REQUEST:
Present the rows from the first line through the line containing "data-point <box>455 131 463 139</box>", inclusive, as a Markdown table with columns Number and Content, one numbered line per table row, omitting blank lines.

GIVEN ENTRIES:
= = = = =

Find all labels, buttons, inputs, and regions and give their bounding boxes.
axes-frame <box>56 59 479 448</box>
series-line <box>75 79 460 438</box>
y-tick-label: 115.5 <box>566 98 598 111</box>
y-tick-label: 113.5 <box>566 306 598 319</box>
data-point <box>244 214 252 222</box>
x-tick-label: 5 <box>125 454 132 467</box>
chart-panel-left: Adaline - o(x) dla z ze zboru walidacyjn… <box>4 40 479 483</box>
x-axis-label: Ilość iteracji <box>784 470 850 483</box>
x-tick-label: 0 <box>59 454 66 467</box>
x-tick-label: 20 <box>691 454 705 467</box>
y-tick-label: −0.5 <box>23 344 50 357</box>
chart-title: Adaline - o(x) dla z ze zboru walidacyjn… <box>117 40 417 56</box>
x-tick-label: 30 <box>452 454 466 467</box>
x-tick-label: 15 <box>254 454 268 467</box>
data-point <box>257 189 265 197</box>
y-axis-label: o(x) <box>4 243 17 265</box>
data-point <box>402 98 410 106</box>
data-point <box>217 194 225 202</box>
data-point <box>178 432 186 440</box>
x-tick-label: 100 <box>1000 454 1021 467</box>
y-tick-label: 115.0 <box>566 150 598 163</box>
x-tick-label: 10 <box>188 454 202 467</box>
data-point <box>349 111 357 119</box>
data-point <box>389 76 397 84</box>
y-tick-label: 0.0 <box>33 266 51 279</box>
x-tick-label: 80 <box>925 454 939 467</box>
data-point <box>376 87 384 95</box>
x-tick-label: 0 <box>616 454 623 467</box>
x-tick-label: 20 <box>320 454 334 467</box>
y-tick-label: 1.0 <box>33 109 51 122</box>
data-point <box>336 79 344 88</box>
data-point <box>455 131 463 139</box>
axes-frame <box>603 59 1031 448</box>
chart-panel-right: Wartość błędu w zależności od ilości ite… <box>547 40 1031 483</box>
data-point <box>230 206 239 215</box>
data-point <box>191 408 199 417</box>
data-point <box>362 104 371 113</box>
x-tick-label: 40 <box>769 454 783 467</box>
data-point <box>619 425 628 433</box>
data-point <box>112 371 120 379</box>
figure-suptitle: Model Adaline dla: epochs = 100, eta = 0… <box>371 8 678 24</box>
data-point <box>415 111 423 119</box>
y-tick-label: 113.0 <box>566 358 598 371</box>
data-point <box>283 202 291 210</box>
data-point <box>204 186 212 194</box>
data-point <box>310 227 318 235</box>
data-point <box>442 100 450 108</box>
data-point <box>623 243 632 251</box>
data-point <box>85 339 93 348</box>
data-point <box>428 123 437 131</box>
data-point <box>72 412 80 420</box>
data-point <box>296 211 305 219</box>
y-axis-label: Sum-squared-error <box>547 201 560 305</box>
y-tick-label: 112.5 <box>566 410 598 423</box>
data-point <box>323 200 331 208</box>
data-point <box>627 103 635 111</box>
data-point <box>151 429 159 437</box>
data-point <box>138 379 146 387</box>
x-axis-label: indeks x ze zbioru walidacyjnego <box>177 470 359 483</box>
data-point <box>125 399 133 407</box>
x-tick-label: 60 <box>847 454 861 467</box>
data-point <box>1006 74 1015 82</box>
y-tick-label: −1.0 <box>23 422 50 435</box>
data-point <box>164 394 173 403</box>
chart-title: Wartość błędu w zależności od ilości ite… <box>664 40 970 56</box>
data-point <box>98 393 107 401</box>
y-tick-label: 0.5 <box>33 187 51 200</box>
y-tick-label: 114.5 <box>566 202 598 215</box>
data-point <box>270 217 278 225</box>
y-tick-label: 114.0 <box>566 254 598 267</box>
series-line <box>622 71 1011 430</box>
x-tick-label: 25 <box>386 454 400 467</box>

= = = = =

FINISHED EXERCISE:
| Number | Content |
|---|---|
| 1 | Find all labels, buttons, inputs, and regions and give their bounding boxes. |
| 2 | axes-frame <box>56 59 479 448</box> |
| 3 | series-line <box>75 79 460 438</box> |
| 4 | y-tick-label: 115.5 <box>566 98 598 111</box> |
| 5 | y-tick-label: 113.5 <box>566 306 598 319</box> |
| 6 | data-point <box>244 214 252 222</box> |
| 7 | x-tick-label: 5 <box>125 454 132 467</box> |
| 8 | chart-panel-left: Adaline - o(x) dla z ze zboru walidacyjn… <box>4 40 479 483</box> |
| 9 | x-axis-label: Ilość iteracji <box>784 470 850 483</box> |
| 10 | x-tick-label: 0 <box>59 454 66 467</box> |
| 11 | x-tick-label: 20 <box>691 454 705 467</box> |
| 12 | y-tick-label: −0.5 <box>23 344 50 357</box> |
| 13 | chart-title: Adaline - o(x) dla z ze zboru walidacyjn… <box>117 40 417 56</box> |
| 14 | x-tick-label: 30 <box>452 454 466 467</box> |
| 15 | x-tick-label: 15 <box>254 454 268 467</box> |
| 16 | data-point <box>257 189 265 197</box> |
| 17 | y-axis-label: o(x) <box>4 243 17 265</box> |
| 18 | data-point <box>402 98 410 106</box> |
| 19 | data-point <box>217 194 225 202</box> |
| 20 | data-point <box>178 432 186 440</box> |
| 21 | x-tick-label: 100 <box>1000 454 1021 467</box> |
| 22 | y-tick-label: 115.0 <box>566 150 598 163</box> |
| 23 | x-tick-label: 10 <box>188 454 202 467</box> |
| 24 | data-point <box>349 111 357 119</box> |
| 25 | data-point <box>389 76 397 84</box> |
| 26 | y-tick-label: 0.0 <box>33 266 51 279</box> |
| 27 | x-tick-label: 80 <box>925 454 939 467</box> |
| 28 | data-point <box>376 87 384 95</box> |
| 29 | x-tick-label: 0 <box>616 454 623 467</box> |
| 30 | x-tick-label: 20 <box>320 454 334 467</box> |
| 31 | y-tick-label: 1.0 <box>33 109 51 122</box> |
| 32 | data-point <box>336 79 344 88</box> |
| 33 | data-point <box>455 131 463 139</box> |